(Exercise prompt):
Each line below must be set down exactly; omit any image you find.

(Data to use):
— Start —
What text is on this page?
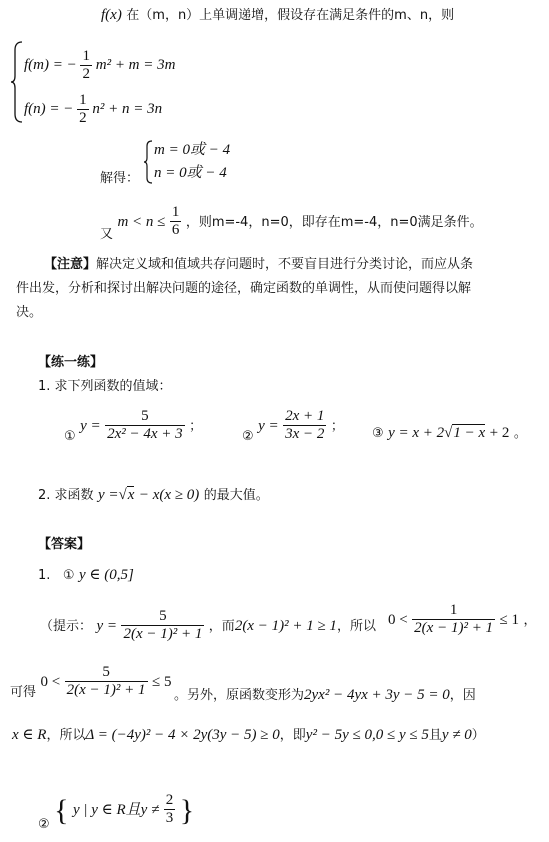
f(x) 在（m，n）上单调递增，假设存在满足条件的m、n，则
f(m) = − $\frac{1}{2} m^2 + m = 3m$
f(n) = − $\frac{1}{2} n^2 + n = 3n$
解得：
m = 0或 − 4
n = 0或 − 4
又 $m < n \le \frac{1}{6}$ ，则m=-4，n=0，即存在m=-4，n=0满足条件。
【注意】解决定义域和值域共存问题时，不要盲目进行分类讨论，而应从条
件出发，分析和探讨出解决问题的途径，确定函数的单调性，从而使问题得以解
决。
【练一练】
1. 求下列函数的值域：
① $y = \frac{5}{\text{2x² − 4x + 3}}$ ；
② $y = \frac{2x + 1}{3x - 2}$ ； ③ y = x + 2√1 − x + 2 。
2. 求函数 y =√x − x(x ≥ 0) 的最大值。
【答案】
1. ① y ∈ (0,5]
（提示： $y = \frac{5}{\text{2(x − 1)² + 1}}$ ，而2(x − 1)² + 1 ≥ 1，所以 $0 < \frac{1}{\text{2(x − 1)² + 1}} \le 1$ ，
可得 $0 < \frac{5}{\text{2(x − 1)² + 1}} \le 5$
。另外，原函数变形为2yx² − 4yx + 3y − 5 = 0，因
x ∈ R，所以Δ = (−4y)² − 4 × 2y(3y − 5) ≥ 0，即y² − 5y ≤ 0,0 ≤ y ≤ 5且y ≠ 0）
② { y | y ∈ R且$y \ne \frac{2}{3}$ }
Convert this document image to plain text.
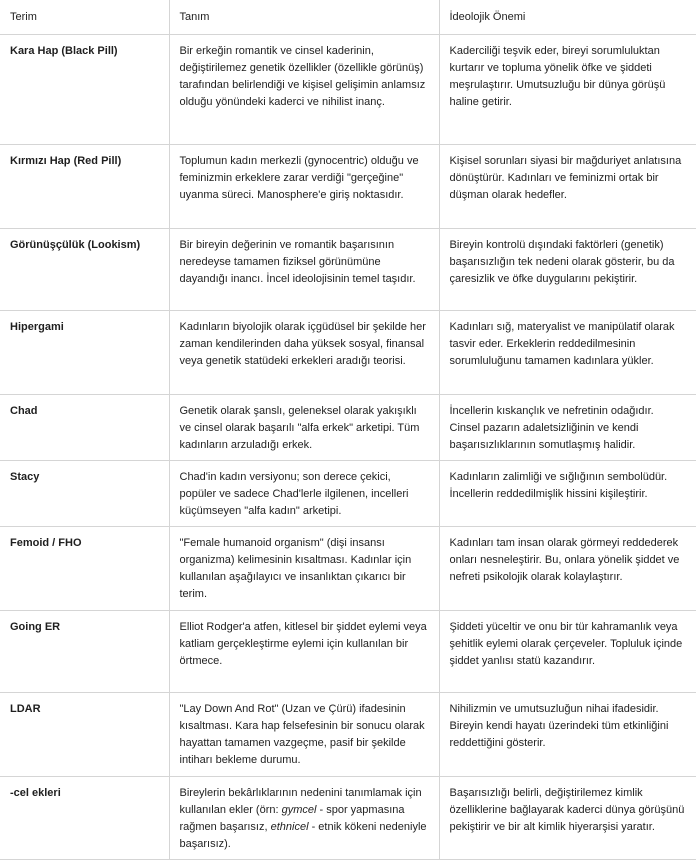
Terim	Tanım	İdeolojik Önemi
Kara Hap (Black Pill)	Bir erkeğin romantik ve cinsel kaderinin, değiştirilemez genetik özellikler (özellikle görünüş) tarafından belirlendiği ve kişisel gelişimin anlamsız olduğu yönündeki kaderci ve nihilist inanç.	Kaderciliği teşvik eder, bireyi sorumluluktan kurtarır ve topluma yönelik öfke ve şiddeti meşrulaştırır. Umutsuzluğu bir dünya görüşü haline getirir.
Kırmızı Hap (Red Pill)	Toplumun kadın merkezli (gynocentric) olduğu ve feminizmin erkeklere zarar verdiği "gerçeğine" uyanma süreci. Manosphere'e giriş noktasıdır.	Kişisel sorunları siyasi bir mağduriyet anlatısına dönüştürür. Kadınları ve feminizmi ortak bir düşman olarak hedefler.
Görünüşçülük (Lookism)	Bir bireyin değerinin ve romantik başarısının neredeyse tamamen fiziksel görünümüne dayandığı inancı. İncel ideolojisinin temel taşıdır.	Bireyin kontrolü dışındaki faktörleri (genetik) başarısızlığın tek nedeni olarak gösterir, bu da çaresizlik ve öfke duygularını pekiştirir.
Hipergami	Kadınların biyolojik olarak içgüdüsel bir şekilde her zaman kendilerinden daha yüksek sosyal, finansal veya genetik statüdeki erkekleri aradığı teorisi.	Kadınları sığ, materyalist ve manipülatif olarak tasvir eder. Erkeklerin reddedilmesinin sorumluluğunu tamamen kadınlara yükler.
Chad	Genetik olarak şanslı, geleneksel olarak yakışıklı ve cinsel olarak başarılı "alfa erkek" arketipi. Tüm kadınların arzuladığı erkek.	İncellerin kıskançlık ve nefretinin odağıdır. Cinsel pazarın adaletsizliğinin ve kendi başarısızlıklarının somutlaşmış halidir.
Stacy	Chad'in kadın versiyonu; son derece çekici, popüler ve sadece Chad'lerle ilgilenen, incelleri küçümseyen "alfa kadın" arketipi.	Kadınların zalimliği ve sığlığının sembolüdür. İncellerin reddedilmişlik hissini kişileştirir.
Femoid / FHO	"Female humanoid organism" (dişi insansı organizma) kelimesinin kısaltması. Kadınlar için kullanılan aşağılayıcı ve insanlıktan çıkarıcı bir terim.	Kadınları tam insan olarak görmeyi reddederek onları nesneleştirir. Bu, onlara yönelik şiddet ve nefreti psikolojik olarak kolaylaştırır.
Going ER	Elliot Rodger'a atfen, kitlesel bir şiddet eylemi veya katliam gerçekleştirme eylemi için kullanılan bir örtmece.	Şiddeti yüceltir ve onu bir tür kahramanlık veya şehitlik eylemi olarak çerçeveler. Topluluk içinde şiddet yanlısı statü kazandırır.
LDAR	"Lay Down And Rot" (Uzan ve Çürü) ifadesinin kısaltması. Kara hap felsefesinin bir sonucu olarak hayattan tamamen vazgeçme, pasif bir şekilde intiharı bekleme durumu.	Nihilizmin ve umutsuzluğun nihai ifadesidir. Bireyin kendi hayatı üzerindeki tüm etkinliğini reddettiğini gösterir.
-cel ekleri	Bireylerin bekârlıklarının nedenini tanımlamak için kullanılan ekler (örn: gymcel - spor yapmasına rağmen başarısız, ethnicel - etnik kökeni nedeniyle başarısız).	Başarısızlığı belirli, değiştirilemez kimlik özelliklerine bağlayarak kaderci dünya görüşünü pekiştirir ve bir alt kimlik hiyerarşisi yaratır.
— End —
(Full response):
What text is on this page?
f(x) 在（m，n）上单调递增，假设存在满足条件的m、n，则
f(m) = − $\frac{1}{2} m^2 + m = 3m$
f(n) = − $\frac{1}{2} n^2 + n = 3n$
解得：
m = 0或 − 4
n = 0或 − 4
又 $m < n \le \frac{1}{6}$ ，则m=-4，n=0，即存在m=-4，n=0满足条件。
【注意】解决定义域和值域共存问题时，不要盲目进行分类讨论，而应从条
件出发，分析和探讨出解决问题的途径，确定函数的单调性，从而使问题得以解
决。
【练一练】
1. 求下列函数的值域：
① $y = \frac{5}{\text{2x² − 4x + 3}}$ ；
② $y = \frac{2x + 1}{3x - 2}$ ； ③ y = x + 2√1 − x + 2 。
2. 求函数 y =√x − x(x ≥ 0) 的最大值。
【答案】
1. ① y ∈ (0,5]
（提示： $y = \frac{5}{\text{2(x − 1)² + 1}}$ ，而2(x − 1)² + 1 ≥ 1，所以 $0 < \frac{1}{\text{2(x − 1)² + 1}} \le 1$ ，
可得 $0 < \frac{5}{\text{2(x − 1)² + 1}} \le 5$
。另外，原函数变形为2yx² − 4yx + 3y − 5 = 0，因
x ∈ R，所以Δ = (−4y)² − 4 × 2y(3y − 5) ≥ 0，即y² − 5y ≤ 0,0 ≤ y ≤ 5且y ≠ 0）
② { y | y ∈ R且$y \ne \frac{2}{3}$ }
Convert this document image to plain text.
Terim	Tanım	İdeolojik Önemi
Kara Hap (Black Pill)	Bir erkeğin romantik ve cinsel kaderinin, değiştirilemez genetik özellikler (özellikle görünüş) tarafından belirlendiği ve kişisel gelişimin anlamsız olduğu yönündeki kaderci ve nihilist inanç.	Kaderciliği teşvik eder, bireyi sorumluluktan kurtarır ve topluma yönelik öfke ve şiddeti meşrulaştırır. Umutsuzluğu bir dünya görüşü haline getirir.
Kırmızı Hap (Red Pill)	Toplumun kadın merkezli (gynocentric) olduğu ve feminizmin erkeklere zarar verdiği "gerçeğine" uyanma süreci. Manosphere'e giriş noktasıdır.	Kişisel sorunları siyasi bir mağduriyet anlatısına dönüştürür. Kadınları ve feminizmi ortak bir düşman olarak hedefler.
Görünüşçülük (Lookism)	Bir bireyin değerinin ve romantik başarısının neredeyse tamamen fiziksel görünümüne dayandığı inancı. İncel ideolojisinin temel taşıdır.	Bireyin kontrolü dışındaki faktörleri (genetik) başarısızlığın tek nedeni olarak gösterir, bu da çaresizlik ve öfke duygularını pekiştirir.
Hipergami	Kadınların biyolojik olarak içgüdüsel bir şekilde her zaman kendilerinden daha yüksek sosyal, finansal veya genetik statüdeki erkekleri aradığı teorisi.	Kadınları sığ, materyalist ve manipülatif olarak tasvir eder. Erkeklerin reddedilmesinin sorumluluğunu tamamen kadınlara yükler.
Chad	Genetik olarak şanslı, geleneksel olarak yakışıklı ve cinsel olarak başarılı "alfa erkek" arketipi. Tüm kadınların arzuladığı erkek.	İncellerin kıskançlık ve nefretinin odağıdır. Cinsel pazarın adaletsizliğinin ve kendi başarısızlıklarının somutlaşmış halidir.
Stacy	Chad'in kadın versiyonu; son derece çekici, popüler ve sadece Chad'lerle ilgilenen, incelleri küçümseyen "alfa kadın" arketipi.	Kadınların zalimliği ve sığlığının sembolüdür. İncellerin reddedilmişlik hissini kişileştirir.
Femoid / FHO	"Female humanoid organism" (dişi insansı organizma) kelimesinin kısaltması. Kadınlar için kullanılan aşağılayıcı ve insanlıktan çıkarıcı bir terim.	Kadınları tam insan olarak görmeyi reddederek onları nesneleştirir. Bu, onlara yönelik şiddet ve nefreti psikolojik olarak kolaylaştırır.
Going ER	Elliot Rodger'a atfen, kitlesel bir şiddet eylemi veya katliam gerçekleştirme eylemi için kullanılan bir örtmece.	Şiddeti yüceltir ve onu bir tür kahramanlık veya şehitlik eylemi olarak çerçeveler. Topluluk içinde şiddet yanlısı statü kazandırır.
LDAR	"Lay Down And Rot" (Uzan ve Çürü) ifadesinin kısaltması. Kara hap felsefesinin bir sonucu olarak hayattan tamamen vazgeçme, pasif bir şekilde intiharı bekleme durumu.	Nihilizmin ve umutsuzluğun nihai ifadesidir. Bireyin kendi hayatı üzerindeki tüm etkinliğini reddettiğini gösterir.
-cel ekleri	Bireylerin bekârlıklarının nedenini tanımlamak için kullanılan ekler (örn: gymcel - spor yapmasına rağmen başarısız, ethnicel - etnik kökeni nedeniyle başarısız).	Başarısızlığı belirli, değiştirilemez kimlik özelliklerine bağlayarak kaderci dünya görüşünü pekiştirir ve bir alt kimlik hiyerarşisi yaratır.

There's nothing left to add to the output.